-- Record extracts start --

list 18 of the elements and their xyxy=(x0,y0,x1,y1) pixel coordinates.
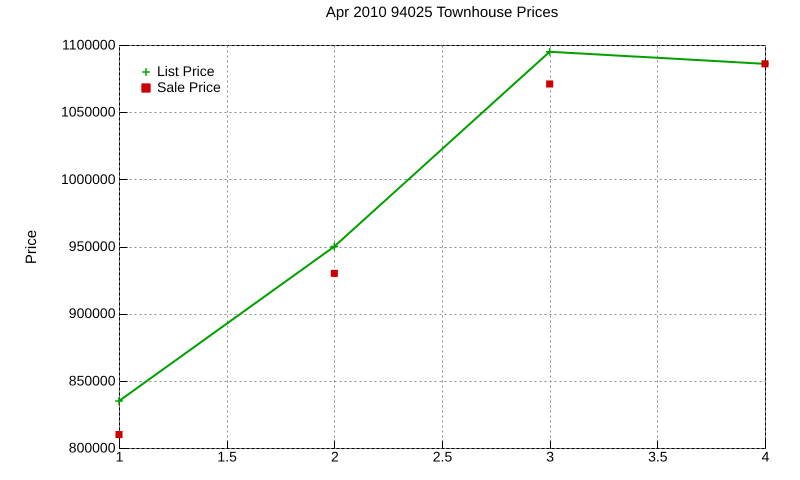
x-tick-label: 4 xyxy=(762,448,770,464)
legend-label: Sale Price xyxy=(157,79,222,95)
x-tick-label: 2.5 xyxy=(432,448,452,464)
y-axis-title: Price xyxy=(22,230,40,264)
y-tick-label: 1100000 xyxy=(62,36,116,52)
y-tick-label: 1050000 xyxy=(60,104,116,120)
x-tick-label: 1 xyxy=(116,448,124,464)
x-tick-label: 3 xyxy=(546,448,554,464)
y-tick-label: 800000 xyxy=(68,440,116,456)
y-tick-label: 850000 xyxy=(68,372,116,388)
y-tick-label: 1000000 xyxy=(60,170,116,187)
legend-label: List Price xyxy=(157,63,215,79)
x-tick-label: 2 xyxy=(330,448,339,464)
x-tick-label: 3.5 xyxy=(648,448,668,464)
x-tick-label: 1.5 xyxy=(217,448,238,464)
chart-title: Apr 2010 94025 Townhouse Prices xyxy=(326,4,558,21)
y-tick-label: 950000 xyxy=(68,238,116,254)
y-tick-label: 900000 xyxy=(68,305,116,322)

-- Record extracts end --
-- Record extracts start --

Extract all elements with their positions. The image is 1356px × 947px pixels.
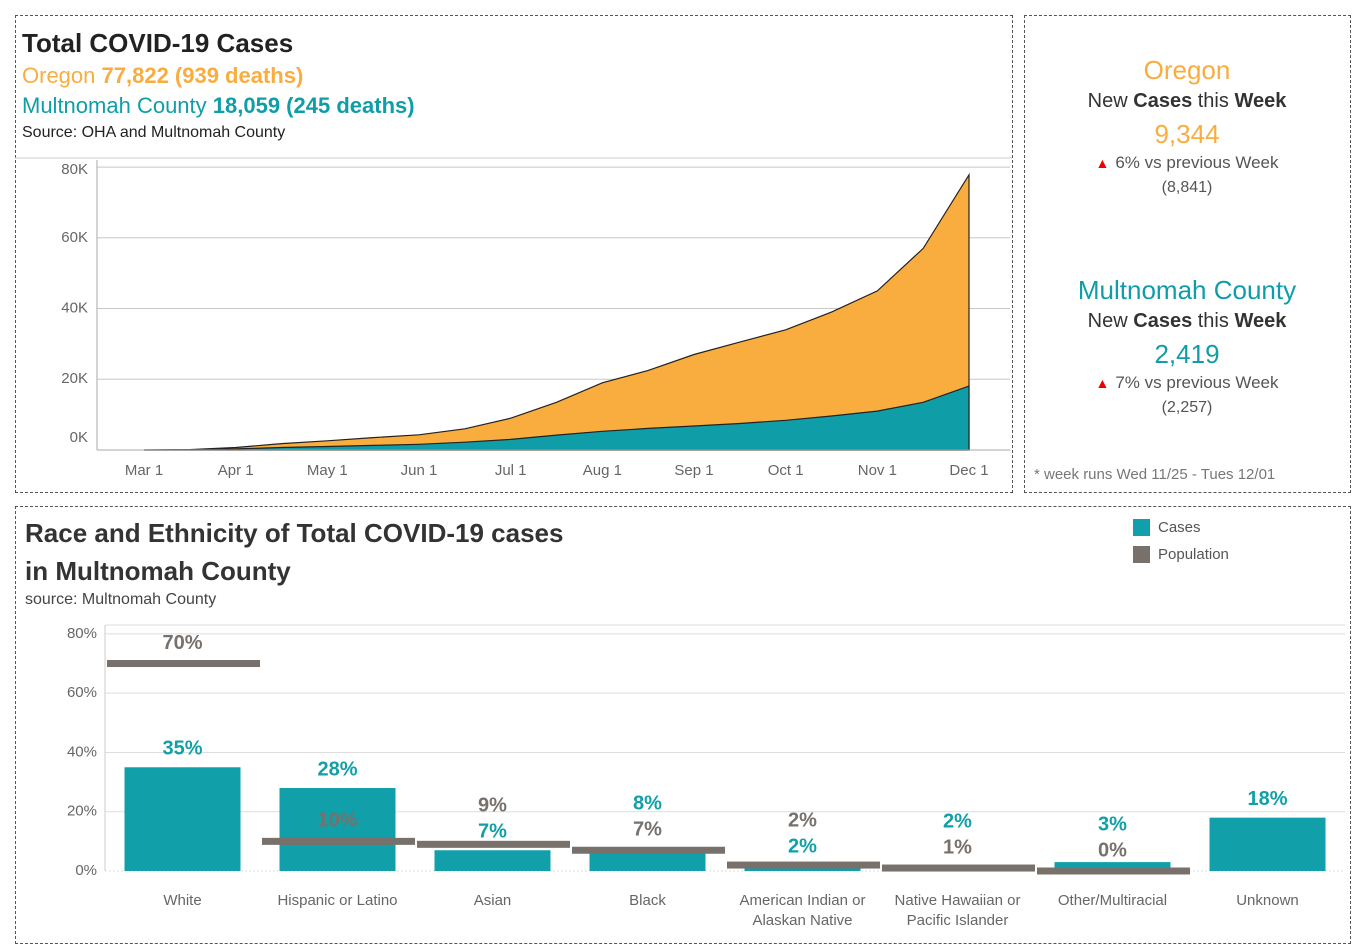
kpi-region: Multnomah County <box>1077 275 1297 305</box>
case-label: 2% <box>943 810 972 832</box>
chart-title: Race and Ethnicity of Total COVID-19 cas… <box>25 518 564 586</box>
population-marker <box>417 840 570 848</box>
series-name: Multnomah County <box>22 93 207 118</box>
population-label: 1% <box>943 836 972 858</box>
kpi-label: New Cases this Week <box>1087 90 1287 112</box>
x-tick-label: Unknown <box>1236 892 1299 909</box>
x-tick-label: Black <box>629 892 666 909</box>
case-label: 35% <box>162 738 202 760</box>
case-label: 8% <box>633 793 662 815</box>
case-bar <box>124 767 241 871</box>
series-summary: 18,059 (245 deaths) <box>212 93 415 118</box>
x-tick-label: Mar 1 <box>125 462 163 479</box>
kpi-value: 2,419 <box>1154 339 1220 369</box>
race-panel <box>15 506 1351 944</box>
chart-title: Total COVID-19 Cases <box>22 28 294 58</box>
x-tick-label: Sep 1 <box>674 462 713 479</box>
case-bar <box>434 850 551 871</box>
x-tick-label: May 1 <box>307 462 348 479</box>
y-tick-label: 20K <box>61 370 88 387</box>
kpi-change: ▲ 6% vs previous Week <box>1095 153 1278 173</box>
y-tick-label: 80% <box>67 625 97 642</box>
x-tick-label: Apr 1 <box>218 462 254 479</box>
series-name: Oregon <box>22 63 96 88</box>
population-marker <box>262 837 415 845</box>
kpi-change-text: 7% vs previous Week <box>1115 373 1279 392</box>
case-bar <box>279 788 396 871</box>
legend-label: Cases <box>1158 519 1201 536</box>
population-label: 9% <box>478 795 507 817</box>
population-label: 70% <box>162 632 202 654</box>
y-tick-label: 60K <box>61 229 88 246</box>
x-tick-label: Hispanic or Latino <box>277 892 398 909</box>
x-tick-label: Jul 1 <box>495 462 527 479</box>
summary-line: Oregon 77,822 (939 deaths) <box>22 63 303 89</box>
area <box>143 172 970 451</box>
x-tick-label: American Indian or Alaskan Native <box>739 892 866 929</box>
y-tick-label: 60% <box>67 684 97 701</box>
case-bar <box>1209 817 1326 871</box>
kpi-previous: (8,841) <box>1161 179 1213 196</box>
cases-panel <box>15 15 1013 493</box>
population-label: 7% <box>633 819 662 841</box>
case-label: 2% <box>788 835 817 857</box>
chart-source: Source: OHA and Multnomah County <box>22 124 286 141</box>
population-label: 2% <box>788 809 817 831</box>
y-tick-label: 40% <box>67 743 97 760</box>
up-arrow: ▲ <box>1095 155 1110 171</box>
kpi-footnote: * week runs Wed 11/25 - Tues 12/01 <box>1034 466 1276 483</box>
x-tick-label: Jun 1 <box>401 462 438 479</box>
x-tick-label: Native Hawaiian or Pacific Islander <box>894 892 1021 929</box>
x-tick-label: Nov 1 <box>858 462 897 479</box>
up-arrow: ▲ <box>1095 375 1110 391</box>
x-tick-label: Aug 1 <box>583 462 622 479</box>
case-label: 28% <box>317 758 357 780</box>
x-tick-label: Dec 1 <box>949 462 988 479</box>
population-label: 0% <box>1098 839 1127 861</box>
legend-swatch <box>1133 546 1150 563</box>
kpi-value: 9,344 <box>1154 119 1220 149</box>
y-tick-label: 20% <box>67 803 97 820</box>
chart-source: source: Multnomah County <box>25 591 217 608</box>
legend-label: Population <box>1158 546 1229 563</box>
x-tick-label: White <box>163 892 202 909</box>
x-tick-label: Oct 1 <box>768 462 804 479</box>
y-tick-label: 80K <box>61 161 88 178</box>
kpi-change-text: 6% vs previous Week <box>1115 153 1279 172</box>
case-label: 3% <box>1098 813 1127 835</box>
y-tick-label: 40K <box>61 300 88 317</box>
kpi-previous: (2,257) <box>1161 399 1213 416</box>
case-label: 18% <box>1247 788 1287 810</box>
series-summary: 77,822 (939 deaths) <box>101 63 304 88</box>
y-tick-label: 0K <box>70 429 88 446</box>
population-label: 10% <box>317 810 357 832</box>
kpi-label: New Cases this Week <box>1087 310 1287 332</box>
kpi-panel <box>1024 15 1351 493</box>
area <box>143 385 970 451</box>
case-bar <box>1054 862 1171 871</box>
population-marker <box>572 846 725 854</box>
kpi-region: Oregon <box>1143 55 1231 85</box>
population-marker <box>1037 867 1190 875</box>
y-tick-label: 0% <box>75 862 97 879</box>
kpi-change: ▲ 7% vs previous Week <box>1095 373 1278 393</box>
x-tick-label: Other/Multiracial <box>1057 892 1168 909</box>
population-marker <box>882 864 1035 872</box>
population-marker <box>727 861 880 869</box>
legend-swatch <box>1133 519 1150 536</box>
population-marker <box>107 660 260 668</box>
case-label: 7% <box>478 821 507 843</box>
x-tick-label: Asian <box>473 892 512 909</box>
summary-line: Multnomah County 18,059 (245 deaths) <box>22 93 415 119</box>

-- Record extracts end --

## Task statement:
In the records, return the lines from the line with "x-tick-label: 4 xyxy=(762,448,770,464)" to the line with "x-tick-label: 1.5 xyxy=(217,448,238,464)", copying each one exactly.

## Result of this exercise:
x-tick-label: 4 xyxy=(762,448,770,464)
legend-label: Sale Price xyxy=(157,79,222,95)
x-tick-label: 2.5 xyxy=(432,448,452,464)
y-axis-title: Price xyxy=(22,230,40,264)
y-tick-label: 1100000 xyxy=(62,36,116,52)
y-tick-label: 1050000 xyxy=(60,104,116,120)
x-tick-label: 1 xyxy=(116,448,124,464)
x-tick-label: 3 xyxy=(546,448,554,464)
y-tick-label: 800000 xyxy=(68,440,116,456)
y-tick-label: 850000 xyxy=(68,372,116,388)
y-tick-label: 1000000 xyxy=(60,170,116,187)
legend-label: List Price xyxy=(157,63,215,79)
x-tick-label: 2 xyxy=(330,448,339,464)
x-tick-label: 3.5 xyxy=(648,448,668,464)
x-tick-label: 1.5 xyxy=(217,448,238,464)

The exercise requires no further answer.